**BRIEF**
Pick out each line with the word "Корчино" from the material that follows.

Items from a data source:
--*--

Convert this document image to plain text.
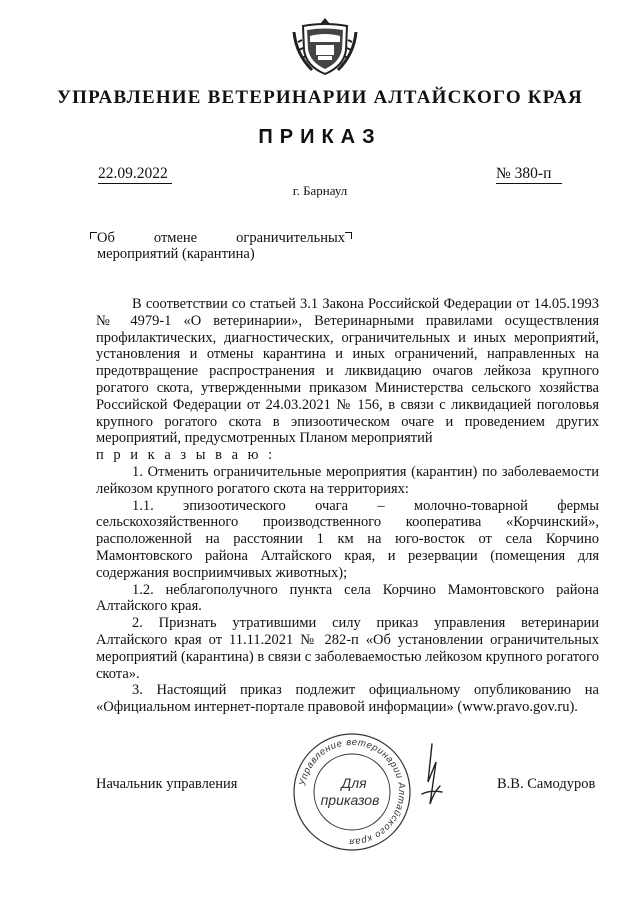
УПРАВЛЕНИЕ ВЕТЕРИНАРИИ АЛТАЙСКОГО КРАЯ
ПРИКАЗ
22.09.2022	№ 380-п
г. Барнаул
Об	отмене	ограничительных
мероприятий (карантина)

В соответствии со статьей 3.1 Закона Российской Федерации от 14.05.1993 № 4979-1 «О ветеринарии», Ветеринарными правилами осуществления профилактических, диагностических, ограничительных и иных мероприятий, установления и отмены карантина и иных ограничений, направленных на предотвращение распространения и ликвидацию очагов лейкоза крупного рогатого скота, утвержденными приказом Министерства сельского хозяйства Российской Федерации от 24.03.2021 № 156, в связи с ликвидацией поголовья крупного рогатого скота в эпизоотическом очаге и проведением других мероприятий, предусмотренных Планом мероприятий

п р и к а з ы в а ю :

1. Отменить ограничительные мероприятия (карантин) по заболеваемости лейкозом крупного рогатого скота на территориях:

1.1. эпизоотического очага – молочно-товарной фермы сельскохозяйственного производственного кооператива «Корчинский», расположенной на расстоянии 1 км на юго-восток от села Корчино Мамонтовского района Алтайского края, и резервации (помещения для содержания восприимчивых животных);

1.2. неблагополучного пункта села Корчино Мамонтовского района Алтайского края.

2. Признать утратившими силу приказ управления ветеринарии Алтайского края от 11.11.2021 № 282-п «Об установлении ограничительных мероприятий (карантина) в связи с заболеваемостью лейкозом крупного рогатого скота».

3. Настоящий приказ подлежит официальному опубликованию на «Официальном интернет-портале правовой информации» (www.pravo.gov.ru).

Начальник управления	В.В. Самодуров
Управление ветеринарии Алтайского края
Для
приказов
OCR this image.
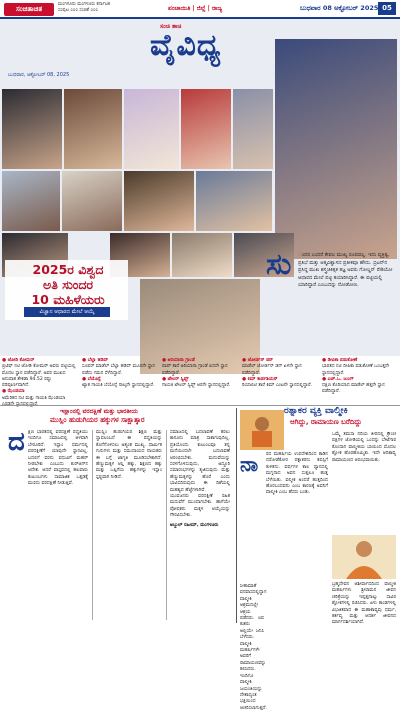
ಸಂಚಿತಾಚಿತ
ಮಂಗಳೂರು ಮಂಗಳೂರು ಕರ್ನಾಟಕ
ಸಂಪುಟ ೦೦೦ ಸಂಚಿಕೆ ೦೦೦	ಪಂಚಾಯಿತಿ | ಜಿಲ್ಲೆ | ರಾಜ್ಯ	ಬುಧವಾರ 08 ಅಕ್ಟೋಬರ್ 2025 05
ಸಂಚಿ ತಾಚಿ
ವೈವಿಧ್ಯ
ಬುಧವಾರ, ಅಕ್ಟೋಬರ್ 08, 2025
2025ರ ವಿಶ್ವದ
ಅತಿ ಸುಂದರ
10 ಮಹಿಳೆಯರು
ವಿಜ್ಞಾನ ಆಧಾರದ ಮೇಲೆ ಆಯ್ಕೆ
ಸು ಂದರ ಎಂದರೆ ಕೇವಲ ಮುಖ್ಯ ರೂಪವಲ್ಲ. ಇದು ವ್ಯಕ್ತಿತ್ವ, ಪ್ರತಿಭೆ ಮತ್ತು ಆತ್ಮವಿಶ್ವಾಸದ ಪ್ರತೀಕವೂ ಹೌದು. ಬ್ರಿಟನ್‌ನ ಪ್ರಸಿದ್ಧ ಮುಖ ಶಸ್ತ್ರಚಿಕಿತ್ಸಕ ತಜ್ಞ ಅವರು ಗೋಲ್ಡನ್ ರೇಶಿಯೋ ಆಧಾರದ ಮೇಲೆ ಪಟ್ಟಿ ತಯಾರಿಸಿದ್ದಾರೆ. ಈ ಪಟ್ಟಿಯಲ್ಲಿ ಯಾರಿದ್ದಾರೆ ಎಂಬುದನ್ನು ನೋಡೋಣ.
● ಜೋಡಿ ಕೋಮರ್
ಬ್ರಿಟಿಷ್ ನಟಿ ಜೋಡಿ ಕೋಮರ್ ಅವರು ಪಟ್ಟಿಯಲ್ಲಿ ಮೊದಲ ಸ್ಥಾನ ಪಡೆದಿದ್ದಾರೆ. ಅವರ ಮುಖದ ಅನುಪಾತ ಶೇಕಡಾ 94.52 ರಷ್ಟು ಪರಿಪೂರ್ಣವಾಗಿದೆ.
● ಝೆಂಡಯಾ
ಅಮೆರಿಕದ ನಟಿ ಮತ್ತು ಗಾಯಕಿ ಝೆಂಡಯಾ
● ಬೆಲ್ಲಾ ಹಡಿದ್
ಸೂಪರ್ ಮಾಡೆಲ್ ಬೆಲ್ಲಾ ಹಡಿದ್ ಮೂರನೇ ಸ್ಥಾನ ಪಡೆದು ಗಮನ ಸೆಳೆದಿದ್ದಾರೆ.
● ಬೆಯೊನ್ಸೆ
ಖ್ಯಾತ ಗಾಯಕಿ ಬೆಯೊನ್ಸೆ ನಾಲ್ಕನೇ ಸ್ಥಾನದಲ್ಲಿದ್ದಾರೆ.
● ಅರಿಯಾನಾ ಗ್ರಾಂಡೆ
ಪಾಪ್ ತಾರೆ ಅರಿಯಾನಾ ಗ್ರಾಂಡೆ ಐದನೇ ಸ್ಥಾನ ಪಡೆದಿದ್ದಾರೆ.
● ಟೇಲರ್ ಸ್ವಿಫ್ಟ್
ಗಾಯಕಿ ಟೇಲರ್ ಸ್ವಿಫ್ಟ್ ಆರನೇ ಸ್ಥಾನದಲ್ಲಿದ್ದಾರೆ.
● ಜೋರ್ಡನ್ ಡನ್
ಮಾಡೆಲ್ ಜೋರ್ಡನ್ ಡನ್ ಏಳನೇ ಸ್ಥಾನ ಪಡೆದಿದ್ದಾರೆ.
● ಕಿಮ್ ಕಾರ್ಡಶಿಯನ್
ರಿಯಾಲಿಟಿ ತಾರೆ ಕಿಮ್ ಎಂಟನೇ ಸ್ಥಾನದಲ್ಲಿದ್ದಾರೆ.
● ಡೀಪಿಕಾ ಪಡುಕೋಣೆ
ಭಾರತದ ನಟಿ ದೀಪಿಕಾ ಪಡುಕೋಣೆ ಒಂಬತ್ತನೇ ಸ್ಥಾನದಲ್ಲಿದ್ದಾರೆ.
● ಎಚ್.ಒ. ಜುಂಗ್
ದಕ್ಷಿಣ ಕೊರಿಯಾದ ಮಾಡೆಲ್ ಹತ್ತನೇ ಸ್ಥಾನ ಪಡೆದಿದ್ದಾರೆ.
ಇಸ್ಲಾಂನಲ್ಲಿ ವರದಕ್ಷಿಣೆ ಮತ್ತು ಭಾರತೀಯ
ಮುಸ್ಲಿಂ ಹುಡುಗಿಯರ ಹಕ್ಕುಗಳ ಸಾಕ್ಷಾತ್ಕಾರ
ದ ಕ್ಷಿಣ ಭಾರತದಲ್ಲಿ ವರದಕ್ಷಿಣೆ ಪದ್ಧತಿಯು ಇಂದಿಗೂ ಸಮಾಜದಲ್ಲಿ ಆಳವಾಗಿ ಬೇರೂರಿದೆ. ಇಸ್ಲಾಂ ಧರ್ಮದಲ್ಲಿ ವರದಕ್ಷಿಣೆಗೆ ಯಾವುದೇ ಸ್ಥಾನವಿಲ್ಲ. ಬದಲಿಗೆ ವರನು ವಧುವಿಗೆ ಮಹರ್ ನೀಡಬೇಕು ಎಂಬುದು ಕುರ್‌ಆನ್‌ನ ಆದೇಶ. ಆದರೆ ವಾಸ್ತವದಲ್ಲಿ ಹಲವಾರು ಕುಟುಂಬಗಳು ಸಾಮಾಜಿಕ ಒತ್ತಡಕ್ಕೆ ಮಣಿದು ವರದಕ್ಷಿಣೆ ನೀಡುತ್ತಿವೆ.
ಮುಸ್ಲಿಂ ಹುಡುಗಿಯರ ಶಿಕ್ಷಣ ಮತ್ತು ಸ್ವಾವಲಂಬನೆ ಈ ಪದ್ಧತಿಯನ್ನು ಕೊನೆಗೊಳಿಸಲು ಅತ್ಯಂತ ಮುಖ್ಯ. ಧಾರ್ಮಿಕ ಗುರುಗಳು ಮತ್ತು ಸಮುದಾಯದ ನಾಯಕರು ಈ ಬಗ್ಗೆ ಜಾಗೃತಿ ಮೂಡಿಸಬೇಕಾಗಿದೆ. ಹೆಣ್ಣುಮಕ್ಕಳ ಆಸ್ತಿ ಹಕ್ಕು, ಶಿಕ್ಷಣದ ಹಕ್ಕು ಮತ್ತು ಒಪ್ಪಿಗೆಯ ಹಕ್ಕುಗಳನ್ನು ಇಸ್ಲಾಂ ಸ್ಪಷ್ಟವಾಗಿ ನೀಡಿದೆ.
ಸಮಾಜದಲ್ಲಿ ಬದಲಾವಣೆ ತರಲು ಕಾನೂನು ಮಾತ್ರ ಸಾಕಾಗುವುದಿಲ್ಲ. ಪ್ರತಿಯೊಂದು ಕುಟುಂಬವೂ ತನ್ನ ಮನೆಯಿಂದಲೇ ಬದಲಾವಣೆ ಆರಂಭಿಸಬೇಕು. ಮದುವೆಯನ್ನು ಸರಳಗೊಳಿಸುವುದು, ಅದ್ದೂರಿ ಸಮಾರಂಭಗಳನ್ನು ತ್ಯಜಿಸುವುದು ಮತ್ತು ಹೆಣ್ಣುಮಕ್ಕಳನ್ನು ಹೊರೆ ಎಂದು ಭಾವಿಸದಿರುವುದು ಈ ದಿಶೆಯಲ್ಲಿ ಮಹತ್ವದ ಹೆಜ್ಜೆಗಳಾಗಿವೆ.
ಯುವಜನರು ವರದಕ್ಷಿಣೆ ರಹಿತ ಮದುವೆಗೆ ಮುಂದಾಗಬೇಕು. ಹಾಗೆಯೇ ಪೋಷಕರು ಮಕ್ಕಳ ಆಯ್ಕೆಯನ್ನು ಗೌರವಿಸಬೇಕು.
ಅಬ್ದುಲ್ ರಹೀಮ್, ಮಂಗಳೂರು
ರತ್ನಾಕರ ವ್ಯಕ್ತಿ ವಾಲ್ಮೀಕಿ
ಆಗಿದ್ದು, ರಾಮಾಯಣ ಬರೆದಿದ್ದು
ನಾ ರದ ಮಹರ್ಷಿಯ ಉಪದೇಶದಿಂದ ಕಾಡಿನ ದರೋಡೆಕೋರ ರತ್ನಾಕರನು ತಪಸ್ಸಿಗೆ ಕುಳಿತನು. ವರ್ಷಗಳ ಕಾಲ ಧ್ಯಾನದಲ್ಲಿ ಮಗ್ನನಾದ ಅವನ ಸುತ್ತಲೂ ಹುತ್ತ ಬೆಳೆಯಿತು. ವಲ್ಮೀಕ ಅಂದರೆ ಹುತ್ತದಿಂದ ಹೊರಬಂದವನು ಎಂಬ ಕಾರಣಕ್ಕೆ ಅವನಿಗೆ ವಾಲ್ಮೀಕಿ ಎಂಬ ಹೆಸರು ಬಂತು.
ಒಮ್ಮೆ ತಮಸಾ ನದಿಯ ತೀರದಲ್ಲಿ ಕ್ರೌಂಚ ಪಕ್ಷಿಗಳ ಜೋಡಿಯಲ್ಲಿ ಒಂದನ್ನು ಬೇಟೆಗಾರ ಕೊಂದಾಗ ವಾಲ್ಮೀಕಿಯ ಬಾಯಿಂದ ಮೊದಲ ಶ್ಲೋಕ ಹೊರಹೊಮ್ಮಿತು. ಇದೇ ಆದಿಕಾವ್ಯ ರಾಮಾಯಣದ ಆರಂಭವಾಯಿತು.
ಬ್ರಹ್ಮದೇವನ ಆಶೀರ್ವಾದದಿಂದ ವಾಲ್ಮೀಕಿ ಮಹರ್ಷಿಗಳು ಶ್ರೀರಾಮನ ಜೀವನ ಚರಿತ್ರೆಯನ್ನು ಇಪ್ಪತ್ತನಾಲ್ಕು ಸಾವಿರ ಶ್ಲೋಕಗಳಲ್ಲಿ ರಚಿಸಿದರು. ಏಳು ಕಾಂಡಗಳಲ್ಲಿ ವಿಭಜಿತವಾದ ಈ ಮಹಾಕಾವ್ಯವು ಧರ್ಮ, ಕರ್ತವ್ಯ ಮತ್ತು ಆದರ್ಶ ಜೀವನದ ಮಾರ್ಗದರ್ಶಿಯಾಗಿದೆ.
ಸೀತಾಮಾತೆ ವನವಾಸದಲ್ಲಿದ್ದಾಗ ವಾಲ್ಮೀಕಿ ಆಶ್ರಮದಲ್ಲೇ ಆಶ್ರಯ ಪಡೆದರು. ಲವ ಕುಶರು ಅಲ್ಲಿಯೇ ಜನಿಸಿ ಬೆಳೆದರು. ವಾಲ್ಮೀಕಿ ಮಹರ್ಷಿಗಳೇ ಅವರಿಗೆ ರಾಮಾಯಣವನ್ನು ಕಲಿಸಿದರು. ಇಂದಿಗೂ ವಾಲ್ಮೀಕಿ ಜಯಂತಿಯನ್ನು ದೇಶಾದ್ಯಂತ ಭಕ್ತಿಯಿಂದ ಆಚರಿಸಲಾಗುತ್ತದೆ.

--*--

**TASK OUTPUT**
1.1. эпизоотического очага – молочно-товарной фермы сельскохозяйственного производственного кооператива «Корчинский», расположенной на расстоянии 1 км на юго-восток от села Корчино Мамонтовского района Алтайского края, и резервации (помещения для содержания восприимчивых животных);
1.2. неблагополучного пункта села Корчино Мамонтовского района Алтайского края.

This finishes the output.